§ SHORT PROBLEM
Copy the listing verbatim, excluding any images found in it.

Stored entries:

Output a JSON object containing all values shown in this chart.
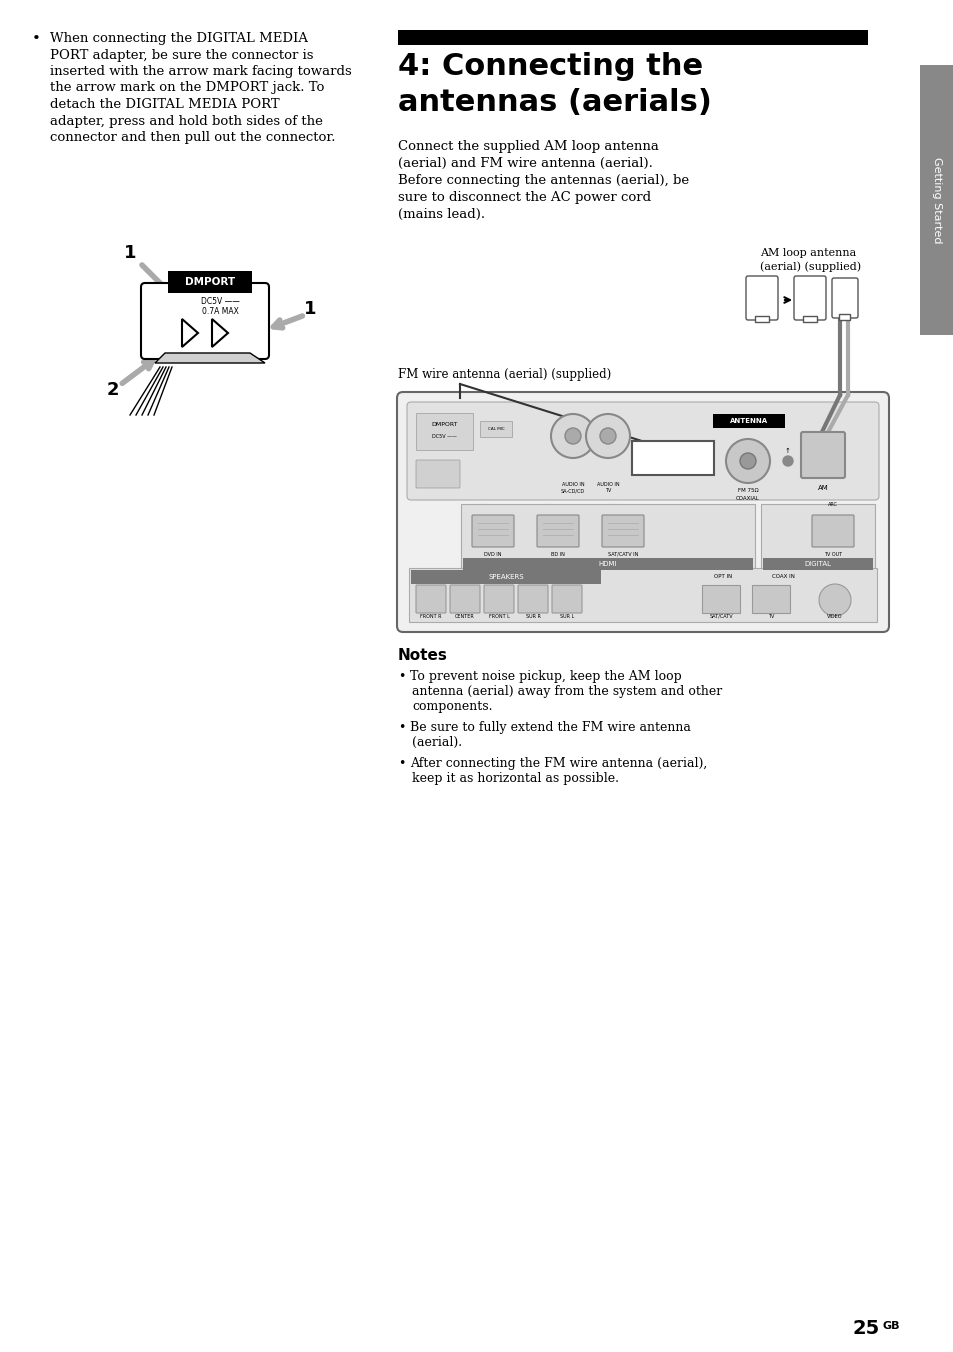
{
  "bg_color": "#ffffff",
  "page_number": "25",
  "page_number_sup": "GB",
  "sidebar_color": "#888888",
  "sidebar_text": "Getting Started",
  "header_bar_color": "#000000",
  "section_title_line1": "4: Connecting the",
  "section_title_line2": "antennas (aerials)",
  "left_bullet_lines": [
    "When connecting the DIGITAL MEDIA",
    "PORT adapter, be sure the connector is",
    "inserted with the arrow mark facing towards",
    "the arrow mark on the DMPORT jack. To",
    "detach the DIGITAL MEDIA PORT",
    "adapter, press and hold both sides of the",
    "connector and then pull out the connector."
  ],
  "right_body_lines": [
    "Connect the supplied AM loop antenna",
    "(aerial) and FM wire antenna (aerial).",
    "Before connecting the antennas (aerial), be",
    "sure to disconnect the AC power cord",
    "(mains lead)."
  ],
  "am_label_line1": "AM loop antenna",
  "am_label_line2": "(aerial) (supplied)",
  "fm_label": "FM wire antenna (aerial) (supplied)",
  "notes_title": "Notes",
  "notes_bullets": [
    [
      "To prevent noise pickup, keep the AM loop",
      "antenna (aerial) away from the system and other",
      "components."
    ],
    [
      "Be sure to fully extend the FM wire antenna",
      "(aerial)."
    ],
    [
      "After connecting the FM wire antenna (aerial),",
      "keep it as horizontal as possible."
    ]
  ]
}
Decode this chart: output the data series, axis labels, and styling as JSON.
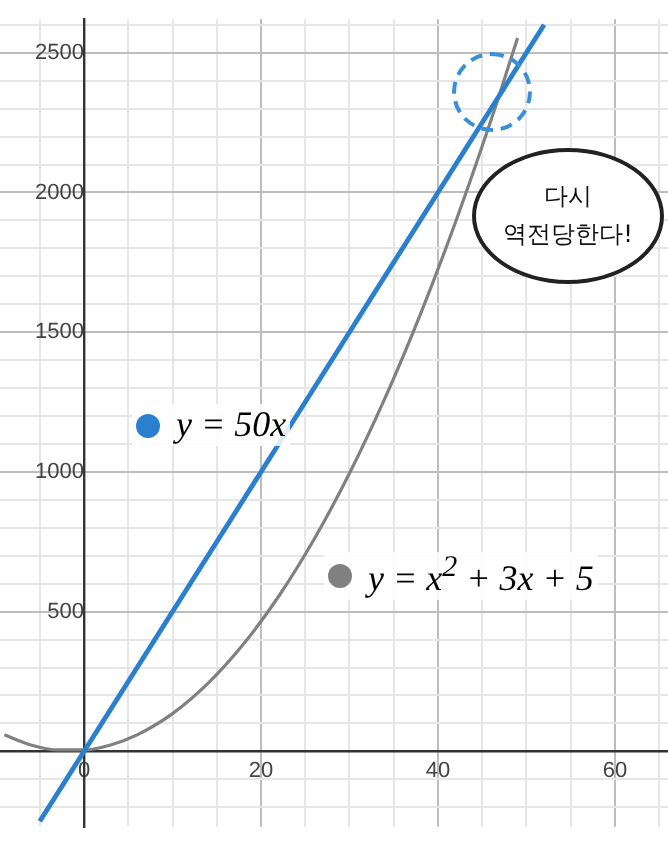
{
  "chart_data": {
    "type": "line",
    "series": [
      {
        "name": "y = 50x",
        "color": "#2a7fcf",
        "x": [
          -5,
          52
        ],
        "values": [
          -250,
          2600
        ]
      },
      {
        "name": "y = x$^{2}$ + 3x + 5",
        "color": "#808080",
        "x": [
          -9,
          -6,
          -3,
          0,
          3,
          6,
          10,
          14,
          18,
          22,
          26,
          30,
          34,
          38,
          42,
          46,
          49
        ],
        "values": [
          59,
          23,
          5,
          5,
          23,
          59,
          135,
          243,
          383,
          555,
          759,
          995,
          1263,
          1563,
          1895,
          2259,
          2553
        ]
      }
    ],
    "xlim": [
      -9.5,
      66
    ],
    "ylim": [
      -270,
      2620
    ],
    "xticks": [
      {
        "value": -5,
        "label": null
      },
      0,
      {
        "value": 5,
        "label": null
      },
      {
        "value": 10,
        "label": null
      },
      {
        "value": 15,
        "label": null
      },
      20,
      {
        "value": 25,
        "label": null
      },
      {
        "value": 30,
        "label": null
      },
      {
        "value": 35,
        "label": null
      },
      40,
      {
        "value": 45,
        "label": null
      },
      {
        "value": 50,
        "label": null
      },
      {
        "value": 55,
        "label": null
      },
      60,
      {
        "value": 65,
        "label": null
      }
    ],
    "yticks": [
      {
        "value": -200,
        "label": null
      },
      {
        "value": -100,
        "label": null
      },
      {
        "value": 0,
        "label": null
      },
      {
        "value": 100,
        "label": null
      },
      {
        "value": 200,
        "label": null
      },
      {
        "value": 300,
        "label": null
      },
      {
        "value": 400,
        "label": null
      },
      500,
      {
        "value": 600,
        "label": null
      },
      {
        "value": 700,
        "label": null
      },
      {
        "value": 800,
        "label": null
      },
      {
        "value": 900,
        "label": null
      },
      1000,
      {
        "value": 1100,
        "label": null
      },
      {
        "value": 1200,
        "label": null
      },
      {
        "value": 1300,
        "label": null
      },
      {
        "value": 1400,
        "label": null
      },
      1500,
      {
        "value": 1600,
        "label": null
      },
      {
        "value": 1700,
        "label": null
      },
      {
        "value": 1800,
        "label": null
      },
      {
        "value": 1900,
        "label": null
      },
      2000,
      {
        "value": 2100,
        "label": null
      },
      {
        "value": 2200,
        "label": null
      },
      {
        "value": 2300,
        "label": null
      },
      {
        "value": 2400,
        "label": null
      },
      2500,
      {
        "value": 2600,
        "label": null
      }
    ],
    "grid": true,
    "marker": "none",
    "line_style": "solid",
    "legend": "left",
    "annotations": [
      "다시\n역전당한다!"
    ]
  }
}
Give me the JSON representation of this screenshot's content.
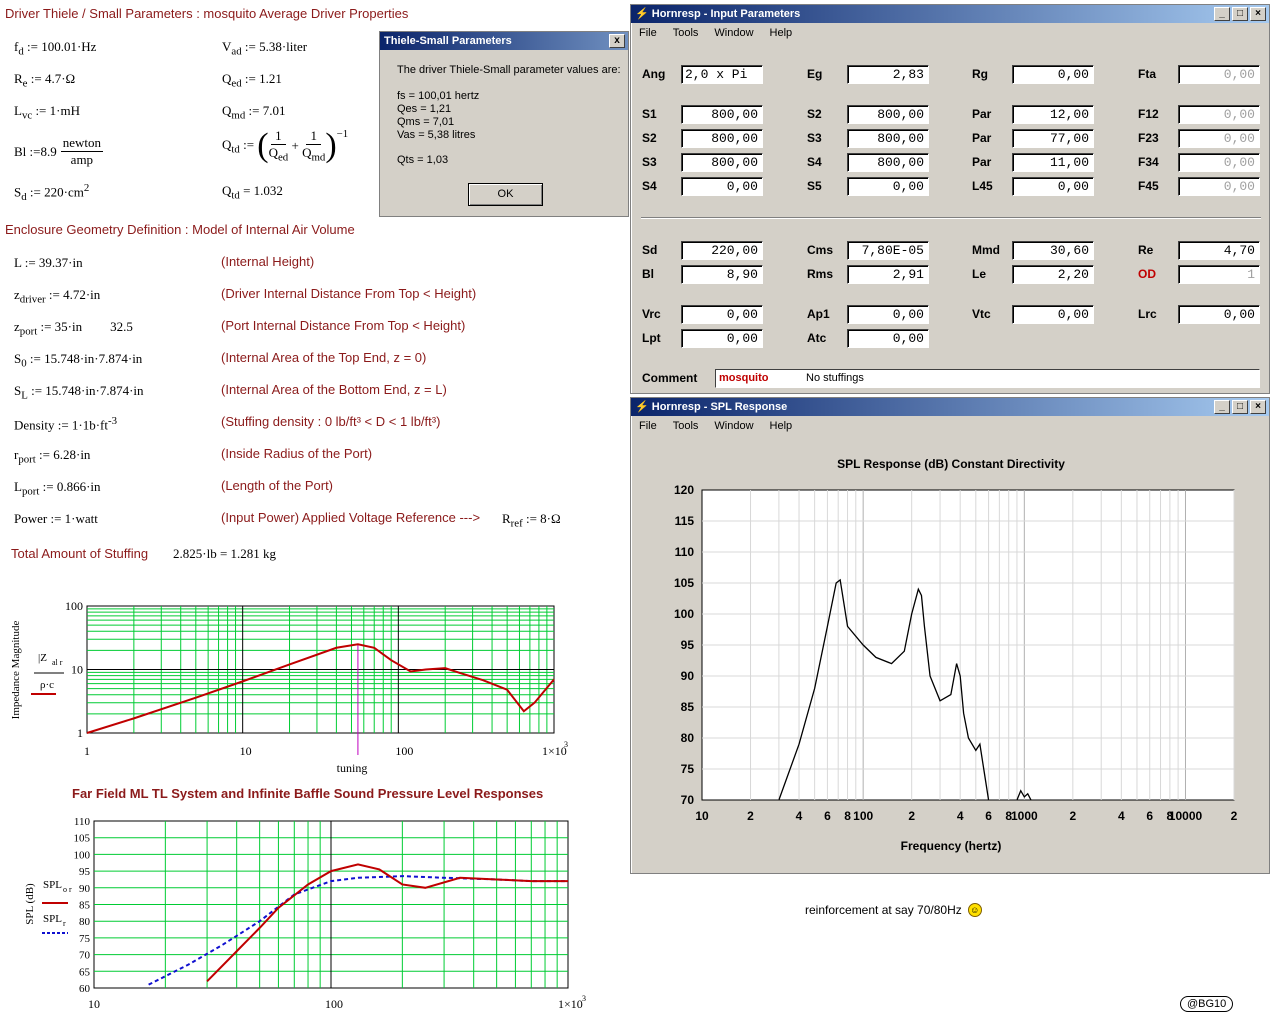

§ CORRECT RESPONSE
Output a JSON object containing all values shown in this chart.
{
  "bg_color": "#ffffff",
  "page_number": "25",
  "page_number_sup": "GB",
  "sidebar_color": "#888888",
  "sidebar_text": "Getting Started",
  "header_bar_color": "#000000",
  "section_title_line1": "4: Connecting the",
  "section_title_line2": "antennas (aerials)",
  "left_bullet_lines": [
    "When connecting the DIGITAL MEDIA",
    "PORT adapter, be sure the connector is",
    "inserted with the arrow mark facing towards",
    "the arrow mark on the DMPORT jack. To",
    "detach the DIGITAL MEDIA PORT",
    "adapter, press and hold both sides of the",
    "connector and then pull out the connector."
  ],
  "right_body_lines": [
    "Connect the supplied AM loop antenna",
    "(aerial) and FM wire antenna (aerial).",
    "Before connecting the antennas (aerial), be",
    "sure to disconnect the AC power cord",
    "(mains lead)."
  ],
  "am_label_line1": "AM loop antenna",
  "am_label_line2": "(aerial) (supplied)",
  "fm_label": "FM wire antenna (aerial) (supplied)",
  "notes_title": "Notes",
  "notes_bullets": [
    [
      "To prevent noise pickup, keep the AM loop",
      "antenna (aerial) away from the system and other",
      "components."
    ],
    [
      "Be sure to fully extend the FM wire antenna",
      "(aerial)."
    ],
    [
      "After connecting the FM wire antenna (aerial),",
      "keep it as horizontal as possible."
    ]
  ]
}
Decode this chart: output the data series, axis labels, and styling as JSON.
{
  "chart_data": {
    "type": "line",
    "series": [
      {
        "name": "y = 50x",
        "color": "#2a7fcf",
        "x": [
          -5,
          52
        ],
        "values": [
          -250,
          2600
        ]
      },
      {
        "name": "y = x$^{2}$ + 3x + 5",
        "color": "#808080",
        "x": [
          -9,
          -6,
          -3,
          0,
          3,
          6,
          10,
          14,
          18,
          22,
          26,
          30,
          34,
          38,
          42,
          46,
          49
        ],
        "values": [
          59,
          23,
          5,
          5,
          23,
          59,
          135,
          243,
          383,
          555,
          759,
          995,
          1263,
          1563,
          1895,
          2259,
          2553
        ]
      }
    ],
    "xlim": [
      -9.5,
      66
    ],
    "ylim": [
      -270,
      2620
    ],
    "xticks": [
      {
        "value": -5,
        "label": null
      },
      0,
      {
        "value": 5,
        "label": null
      },
      {
        "value": 10,
        "label": null
      },
      {
        "value": 15,
        "label": null
      },
      20,
      {
        "value": 25,
        "label": null
      },
      {
        "value": 30,
        "label": null
      },
      {
        "value": 35,
        "label": null
      },
      40,
      {
        "value": 45,
        "label": null
      },
      {
        "value": 50,
        "label": null
      },
      {
        "value": 55,
        "label": null
      },
      60,
      {
        "value": 65,
        "label": null
      }
    ],
    "yticks": [
      {
        "value": -200,
        "label": null
      },
      {
        "value": -100,
        "label": null
      },
      {
        "value": 0,
        "label": null
      },
      {
        "value": 100,
        "label": null
      },
      {
        "value": 200,
        "label": null
      },
      {
        "value": 300,
        "label": null
      },
      {
        "value": 400,
        "label": null
      },
      500,
      {
        "value": 600,
        "label": null
      },
      {
        "value": 700,
        "label": null
      },
      {
        "value": 800,
        "label": null
      },
      {
        "value": 900,
        "label": null
      },
      1000,
      {
        "value": 1100,
        "label": null
      },
      {
        "value": 1200,
        "label": null
      },
      {
        "value": 1300,
        "label": null
      },
      {
        "value": 1400,
        "label": null
      },
      1500,
      {
        "value": 1600,
        "label": null
      },
      {
        "value": 1700,
        "label": null
      },
      {
        "value": 1800,
        "label": null
      },
      {
        "value": 1900,
        "label": null
      },
      2000,
      {
        "value": 2100,
        "label": null
      },
      {
        "value": 2200,
        "label": null
      },
      {
        "value": 2300,
        "label": null
      },
      {
        "value": 2400,
        "label": null
      },
      2500,
      {
        "value": 2600,
        "label": null
      }
    ],
    "grid": true,
    "marker": "none",
    "line_style": "solid",
    "legend": "left",
    "annotations": [
      "다시\n역전당한다!"
    ]
  }
}
Give me the JSON representation of this screenshot's content.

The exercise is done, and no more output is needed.